Written instruction →
Pictures do not belong in the copy, so please give every entry below again exactly.

------------------------------------------------------------------------

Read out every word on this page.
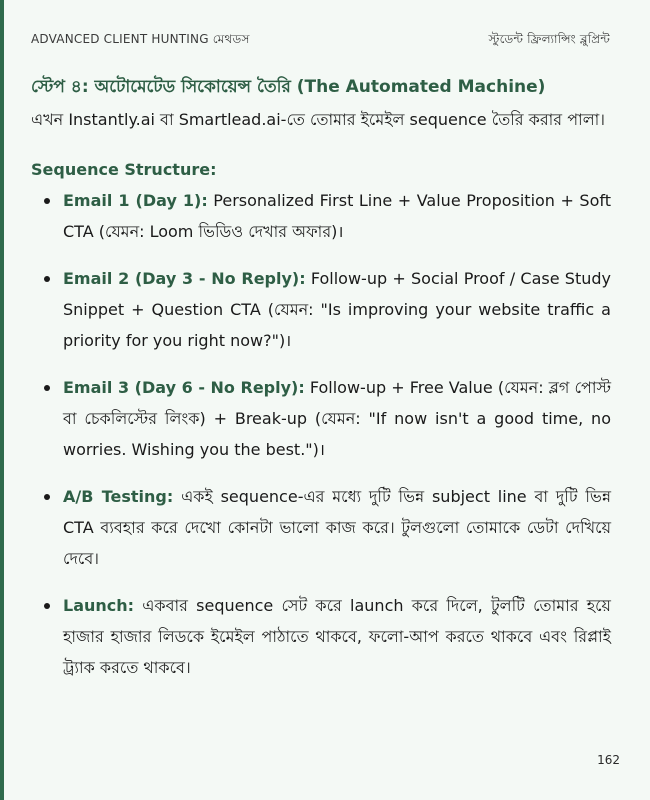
ADVANCED CLIENT HUNTING মেথডস	স্টুডেন্ট ফ্রিল্যান্সিং ব্লুপ্রিন্ট
স্টেপ ৪: অটোমেটেড সিকোয়েন্স তৈরি (The Automated Machine)

এখন Instantly.ai বা Smartlead.ai-তে তোমার ইমেইল sequence তৈরি করার পালা।

Sequence Structure:
Email 1 (Day 1): Personalized First Line + Value Proposition + Soft CTA (যেমন: Loom ভিডিও দেখার অফার)।
Email 2 (Day 3 - No Reply): Follow-up + Social Proof / Case Study Snippet + Question CTA (যেমন: "Is improving your website traffic a priority for you right now?")।
Email 3 (Day 6 - No Reply): Follow-up + Free Value (যেমন: ব্লগ পোস্ট বা চেকলিস্টের লিংক) + Break-up (যেমন: "If now isn't a good time, no worries. Wishing you the best.")।
A/B Testing: একই sequence-এর মধ্যে দুটি ভিন্ন subject line বা দুটি ভিন্ন CTA ব্যবহার করে দেখো কোনটা ভালো কাজ করে। টুলগুলো তোমাকে ডেটা দেখিয়ে দেবে।
Launch: একবার sequence সেট করে launch করে দিলে, টুলটি তোমার হয়ে হাজার হাজার লিডকে ইমেইল পাঠাতে থাকবে, ফলো-আপ করতে থাকবে এবং রিপ্লাই ট্র্যাক করতে থাকবে।
162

------------------------------------------------------------------------

Expected output →
Read out every word on this page.
ADVANCED CLIENT HUNTING মেথডস	স্টুডেন্ট ফ্রিল্যান্সিং ব্লুপ্রিন্ট
স্টেপ ৪: অটোমেটেড সিকোয়েন্স তৈরি (The Automated Machine)

এখন Instantly.ai বা Smartlead.ai-তে তোমার ইমেইল sequence তৈরি করার পালা।

Sequence Structure:
Email 1 (Day 1): Personalized First Line + Value Proposition + Soft CTA (যেমন: Loom ভিডিও দেখার অফার)।
Email 2 (Day 3 - No Reply): Follow-up + Social Proof / Case Study Snippet + Question CTA (যেমন: "Is improving your website traffic a priority for you right now?")।
Email 3 (Day 6 - No Reply): Follow-up + Free Value (যেমন: ব্লগ পোস্ট বা চেকলিস্টের লিংক) + Break-up (যেমন: "If now isn't a good time, no worries. Wishing you the best.")।
A/B Testing: একই sequence-এর মধ্যে দুটি ভিন্ন subject line বা দুটি ভিন্ন CTA ব্যবহার করে দেখো কোনটা ভালো কাজ করে। টুলগুলো তোমাকে ডেটা দেখিয়ে দেবে।
Launch: একবার sequence সেট করে launch করে দিলে, টুলটি তোমার হয়ে হাজার হাজার লিডকে ইমেইল পাঠাতে থাকবে, ফলো-আপ করতে থাকবে এবং রিপ্লাই ট্র্যাক করতে থাকবে।
162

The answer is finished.